## Exercise task:
Restate the entries word for word, omitting nothing.

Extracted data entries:
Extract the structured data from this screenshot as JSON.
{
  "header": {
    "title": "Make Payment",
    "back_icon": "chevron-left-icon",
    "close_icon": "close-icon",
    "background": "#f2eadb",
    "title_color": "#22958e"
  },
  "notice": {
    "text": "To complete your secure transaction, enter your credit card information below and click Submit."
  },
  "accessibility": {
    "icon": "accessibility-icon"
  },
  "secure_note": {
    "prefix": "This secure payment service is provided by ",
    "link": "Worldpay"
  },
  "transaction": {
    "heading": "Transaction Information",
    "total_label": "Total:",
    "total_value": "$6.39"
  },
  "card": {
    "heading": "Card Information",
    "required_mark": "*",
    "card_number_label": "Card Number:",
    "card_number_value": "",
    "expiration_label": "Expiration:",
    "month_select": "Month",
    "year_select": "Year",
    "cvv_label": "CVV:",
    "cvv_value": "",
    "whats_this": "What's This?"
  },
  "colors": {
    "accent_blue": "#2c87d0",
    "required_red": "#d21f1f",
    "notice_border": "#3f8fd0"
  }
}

## Exercise solution:
Extract the structured data from this screenshot as JSON.
{
  "header": {
    "title": "Make Payment",
    "back_icon": "chevron-left-icon",
    "close_icon": "close-icon",
    "background": "#f2eadb",
    "title_color": "#22958e"
  },
  "notice": {
    "text": "To complete your secure transaction, enter your credit card information below and click Submit."
  },
  "accessibility": {
    "icon": "accessibility-icon"
  },
  "secure_note": {
    "prefix": "This secure payment service is provided by ",
    "link": "Worldpay"
  },
  "transaction": {
    "heading": "Transaction Information",
    "total_label": "Total:",
    "total_value": "$6.39"
  },
  "card": {
    "heading": "Card Information",
    "required_mark": "*",
    "card_number_label": "Card Number:",
    "card_number_value": "",
    "expiration_label": "Expiration:",
    "month_select": "Month",
    "year_select": "Year",
    "cvv_label": "CVV:",
    "cvv_value": "",
    "whats_this": "What's This?"
  },
  "colors": {
    "accent_blue": "#2c87d0",
    "required_red": "#d21f1f",
    "notice_border": "#3f8fd0"
  }
}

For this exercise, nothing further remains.